> **Goal**: Find "Extract all readable text from this page." in the material, then return exactly the line containing it and all lines after it to the end, leaving out pictures.

> **Source records**:
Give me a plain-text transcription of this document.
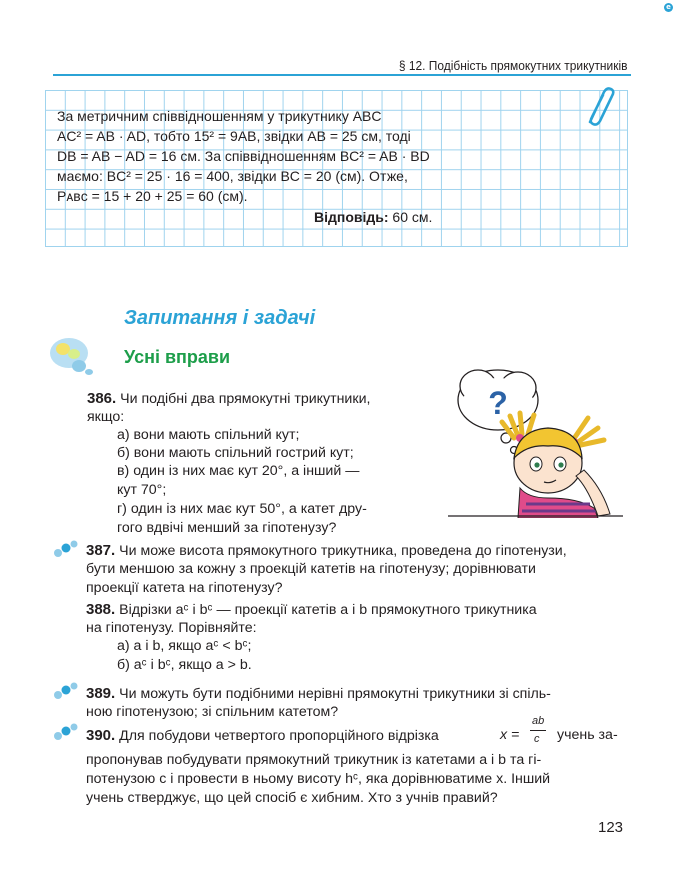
e
§ 12. Подібність прямокутних трикутників
За метричним співвідношенням у трикутнику ABC
AC² = AB · AD, тобто 15² = 9AB, звідки AB = 25 см, тоді
DB = AB − AD = 16 см. За співвідношенням BC² = AB · BD
маємо: BC² = 25 · 16 = 400, звідки BC = 20 (см). Отже,
Pᴀʙᴄ = 15 + 20 + 25 = 60 (см).
Відповідь: 60 см.
Запитання і задачі
Усні вправи
?
386. Чи подібні два прямокутні трикутники,
якщо:
а) вони мають спільний кут;
б) вони мають спільний гострий кут;
в) один із них має кут 20°, а інший —
кут 70°;
г) один із них має кут 50°, а катет дру-
гого вдвічі менший за гіпотенузу?
387. Чи може висота прямокутного трикутника, проведена до гіпотенузи,
бути меншою за кожну з проекцій катетів на гіпотенузу; дорівнювати
проекції катета на гіпотенузу?
388. Відрізки aᶜ і bᶜ — проекції катетів a і b прямокутного трикутника
на гіпотенузу. Порівняйте:
а) a і b, якщо aᶜ < bᶜ;
б) aᶜ і bᶜ, якщо a > b.
389. Чи можуть бути подібними нерівні прямокутні трикутники зі спіль-
ною гіпотенузою; зі спільним катетом?
390. Для побудови четвертого пропорційного відрізка	x =
ab
c учень за-
пропонував побудувати прямокутний трикутник із катетами a і b та гі-
потенузою c і провести в ньому висоту hᶜ, яка дорівнюватиме x. Інший
учень стверджує, що цей спосіб є хибним. Хто з учнів правий?
123
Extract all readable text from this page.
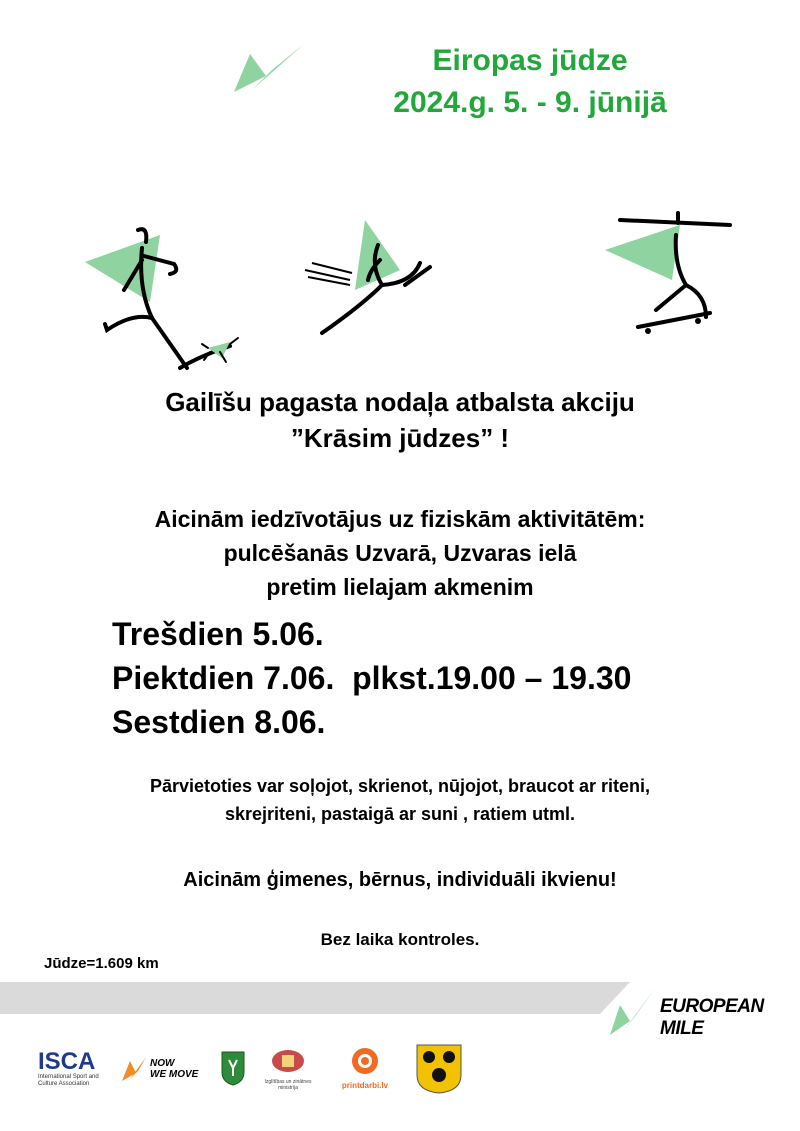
Eiropas jūdze
2024.g. 5. - 9. jūnijā
Gailīšu pagasta nodaļa atbalsta akciju
”Krāsim jūdzes” !
Aicinām iedzīvotājus uz fiziskām aktivitātēm:
pulcēšanās Uzvarā, Uzvaras ielā
pretim lielajam akmenim
Trešdien 5.06.
Piektdien 7.06.  plkst.19.00 – 19.30
Sestdien 8.06.
Pārvietoties var soļojot, skrienot, nūjojot, braucot ar riteni,
skrejriteni, pastaigā ar suni , ratiem utml.
Aicinām ģimenes, bērnus, individuāli ikvienu!
Bez laika kontroles.
Jūdze=1.609 km
EUROPEAN MILE
ISCA
International Sport and Culture Association
NOW
WE MOVE
Izglītības un zinātnes ministrija	printdarbi.lv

> **Answer to this problem**:
Extract all readable text from this page.
Eiropas jūdze
2024.g. 5. - 9. jūnijā
Gailīšu pagasta nodaļa atbalsta akciju
”Krāsim jūdzes” !
Aicinām iedzīvotājus uz fiziskām aktivitātēm:
pulcēšanās Uzvarā, Uzvaras ielā
pretim lielajam akmenim
Trešdien 5.06.
Piektdien 7.06.  plkst.19.00 – 19.30
Sestdien 8.06.
Pārvietoties var soļojot, skrienot, nūjojot, braucot ar riteni,
skrejriteni, pastaigā ar suni , ratiem utml.
Aicinām ģimenes, bērnus, individuāli ikvienu!
Bez laika kontroles.
Jūdze=1.609 km
EUROPEAN MILE
ISCA
International Sport and Culture Association
NOW
WE MOVE
Izglītības un zinātnes ministrija	printdarbi.lv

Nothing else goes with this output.